Recorded data:
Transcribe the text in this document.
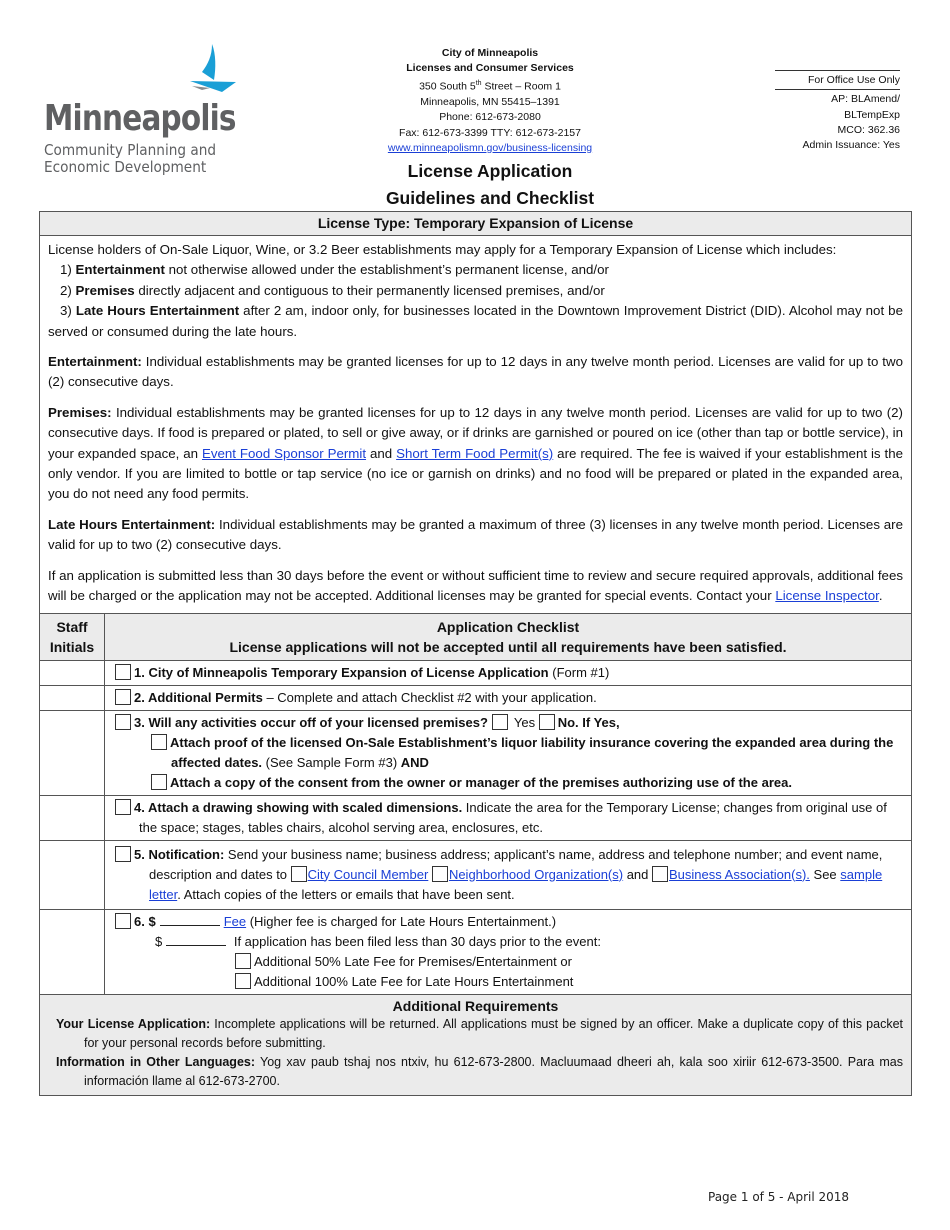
Minneapolis
Community Planning and
Economic Development
City of Minneapolis
Licenses and Consumer Services
350 South 5th Street – Room 1
Minneapolis, MN 55415–1391
Phone: 612-673-2080
Fax: 612-673-3399 TTY: 612-673-2157
www.minneapolismn.gov/business-licensing
License Application
Guidelines and Checklist
For Office Use Only
AP: BLAmend/
BLTempExp
MCO: 362.36
Admin Issuance: Yes
License Type: Temporary Expansion of License

License holders of On-Sale Liquor, Wine, or 3.2 Beer establishments may apply for a Temporary Expansion of License which includes:

1) Entertainment not otherwise allowed under the establishment’s permanent license, and/or

2) Premises directly adjacent and contiguous to their permanently licensed premises, and/or

3) Late Hours Entertainment after 2 am, indoor only, for businesses located in the Downtown Improvement District (DID). Alcohol may not be served or consumed during the late hours.

Entertainment: Individual establishments may be granted licenses for up to 12 days in any twelve month period. Licenses are valid for up to two (2) consecutive days.

Premises: Individual establishments may be granted licenses for up to 12 days in any twelve month period. Licenses are valid for up to two (2) consecutive days. If food is prepared or plated, to sell or give away, or if drinks are garnished or poured on ice (other than tap or bottle service), in your expanded space, an Event Food Sponsor Permit and Short Term Food Permit(s) are required. The fee is waived if your establishment is the only vendor. If you are limited to bottle or tap service (no ice or garnish on drinks) and no food will be prepared or plated in the expanded area, you do not need any food permits.

Late Hours Entertainment: Individual establishments may be granted a maximum of three (3) licenses in any twelve month period. Licenses are valid for up to two (2) consecutive days.

If an application is submitted less than 30 days before the event or without sufficient time to review and secure required approvals, additional fees will be charged or the application may not be accepted. Additional licenses may be granted for special events. Contact your License Inspector.

Staff
Initials

Application Checklist
License applications will not be accepted until all requirements have been satisfied.

	1. City of Minneapolis Temporary Expansion of License Application (Form #1)

	2. Additional Permits – Complete and attach Checklist #2 with your application.

	3. Will any activities occur off of your licensed premises?  Yes No. If Yes,
Attach proof of the licensed On-Sale Establishment’s liquor liability insurance covering the expanded area during the affected dates. (See Sample Form #3) AND
Attach a copy of the consent from the owner or manager of the premises authorizing use of the area.

	4. Attach a drawing showing with scaled dimensions. Indicate the area for the Temporary License; changes from original use of the space; stages, tables chairs, alcohol serving area, enclosures, etc.

	5. Notification: Send your business name; business address; applicant’s name, address and telephone number; and event name, description and dates to City Council Member Neighborhood Organization(s) and Business Association(s). See sample letter. Attach copies of the letters or emails that have been sent.

	6. $ Fee (Higher fee is charged for Late Hours Entertainment.)
$ If application has been filed less than 30 days prior to the event:
Additional 50% Late Fee for Premises/Entertainment or
Additional 100% Late Fee for Late Hours Entertainment
Additional Requirements
Your License Application: Incomplete applications will be returned. All applications must be signed by an officer. Make a duplicate copy of this packet for your personal records before submitting.
Information in Other Languages: Yog xav paub tshaj nos ntxiv, hu 612-673-2800. Macluumaad dheeri ah, kala soo xiriir 612-673-3500. Para mas información llame al 612-673-2700.
Page 1 of 5 - April 2018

Task to carry out: How many lines of these entries contain "twelve"? Answer with the number and nothing else.

The completed task: 3